[What to work on]: Transcribe every line of the records verbatim.

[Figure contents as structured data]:

——————

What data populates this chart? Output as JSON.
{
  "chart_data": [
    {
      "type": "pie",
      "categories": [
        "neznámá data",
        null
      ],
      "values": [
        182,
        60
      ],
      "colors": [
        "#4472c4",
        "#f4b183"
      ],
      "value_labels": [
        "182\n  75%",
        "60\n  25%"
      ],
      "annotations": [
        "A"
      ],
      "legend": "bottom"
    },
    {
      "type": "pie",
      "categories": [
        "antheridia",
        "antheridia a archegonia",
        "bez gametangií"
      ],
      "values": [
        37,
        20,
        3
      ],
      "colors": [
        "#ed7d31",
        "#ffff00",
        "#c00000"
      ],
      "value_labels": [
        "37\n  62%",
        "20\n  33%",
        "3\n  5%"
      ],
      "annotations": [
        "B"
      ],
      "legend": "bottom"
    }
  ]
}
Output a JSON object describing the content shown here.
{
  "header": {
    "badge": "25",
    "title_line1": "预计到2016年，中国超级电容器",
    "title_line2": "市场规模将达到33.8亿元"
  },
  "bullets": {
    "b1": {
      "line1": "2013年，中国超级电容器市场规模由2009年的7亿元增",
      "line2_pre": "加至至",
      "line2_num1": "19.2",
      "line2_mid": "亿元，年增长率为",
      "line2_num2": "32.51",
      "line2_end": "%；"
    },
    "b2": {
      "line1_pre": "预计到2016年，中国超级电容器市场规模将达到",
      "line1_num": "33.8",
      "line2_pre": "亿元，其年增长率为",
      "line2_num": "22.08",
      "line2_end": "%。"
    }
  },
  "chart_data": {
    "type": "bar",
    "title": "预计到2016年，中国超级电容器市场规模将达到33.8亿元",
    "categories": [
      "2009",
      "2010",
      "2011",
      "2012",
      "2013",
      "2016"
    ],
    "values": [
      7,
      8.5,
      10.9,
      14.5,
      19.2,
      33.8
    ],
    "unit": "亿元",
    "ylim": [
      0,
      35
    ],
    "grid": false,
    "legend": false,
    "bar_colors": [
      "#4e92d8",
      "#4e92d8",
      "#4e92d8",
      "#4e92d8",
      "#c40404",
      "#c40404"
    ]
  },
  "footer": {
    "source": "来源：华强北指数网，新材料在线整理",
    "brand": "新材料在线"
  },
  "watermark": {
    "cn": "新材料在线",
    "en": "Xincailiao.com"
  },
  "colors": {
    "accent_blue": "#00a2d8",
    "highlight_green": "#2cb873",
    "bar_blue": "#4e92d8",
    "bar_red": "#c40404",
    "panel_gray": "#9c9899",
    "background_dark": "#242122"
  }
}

——————

[Reply]:
What data populates this chart? Output as JSON.
{
  "chart_data": [
    {
      "type": "pie",
      "categories": [
        "neznámá data",
        null
      ],
      "values": [
        182,
        60
      ],
      "colors": [
        "#4472c4",
        "#f4b183"
      ],
      "value_labels": [
        "182\n  75%",
        "60\n  25%"
      ],
      "annotations": [
        "A"
      ],
      "legend": "bottom"
    },
    {
      "type": "pie",
      "categories": [
        "antheridia",
        "antheridia a archegonia",
        "bez gametangií"
      ],
      "values": [
        37,
        20,
        3
      ],
      "colors": [
        "#ed7d31",
        "#ffff00",
        "#c00000"
      ],
      "value_labels": [
        "37\n  62%",
        "20\n  33%",
        "3\n  5%"
      ],
      "annotations": [
        "B"
      ],
      "legend": "bottom"
    }
  ]
}
Output a JSON object describing the content shown here.
{
  "header": {
    "badge": "25",
    "title_line1": "预计到2016年，中国超级电容器",
    "title_line2": "市场规模将达到33.8亿元"
  },
  "bullets": {
    "b1": {
      "line1": "2013年，中国超级电容器市场规模由2009年的7亿元增",
      "line2_pre": "加至至",
      "line2_num1": "19.2",
      "line2_mid": "亿元，年增长率为",
      "line2_num2": "32.51",
      "line2_end": "%；"
    },
    "b2": {
      "line1_pre": "预计到2016年，中国超级电容器市场规模将达到",
      "line1_num": "33.8",
      "line2_pre": "亿元，其年增长率为",
      "line2_num": "22.08",
      "line2_end": "%。"
    }
  },
  "chart_data": {
    "type": "bar",
    "title": "预计到2016年，中国超级电容器市场规模将达到33.8亿元",
    "categories": [
      "2009",
      "2010",
      "2011",
      "2012",
      "2013",
      "2016"
    ],
    "values": [
      7,
      8.5,
      10.9,
      14.5,
      19.2,
      33.8
    ],
    "unit": "亿元",
    "ylim": [
      0,
      35
    ],
    "grid": false,
    "legend": false,
    "bar_colors": [
      "#4e92d8",
      "#4e92d8",
      "#4e92d8",
      "#4e92d8",
      "#c40404",
      "#c40404"
    ]
  },
  "footer": {
    "source": "来源：华强北指数网，新材料在线整理",
    "brand": "新材料在线"
  },
  "watermark": {
    "cn": "新材料在线",
    "en": "Xincailiao.com"
  },
  "colors": {
    "accent_blue": "#00a2d8",
    "highlight_green": "#2cb873",
    "bar_blue": "#4e92d8",
    "bar_red": "#c40404",
    "panel_gray": "#9c9899",
    "background_dark": "#242122"
  }
}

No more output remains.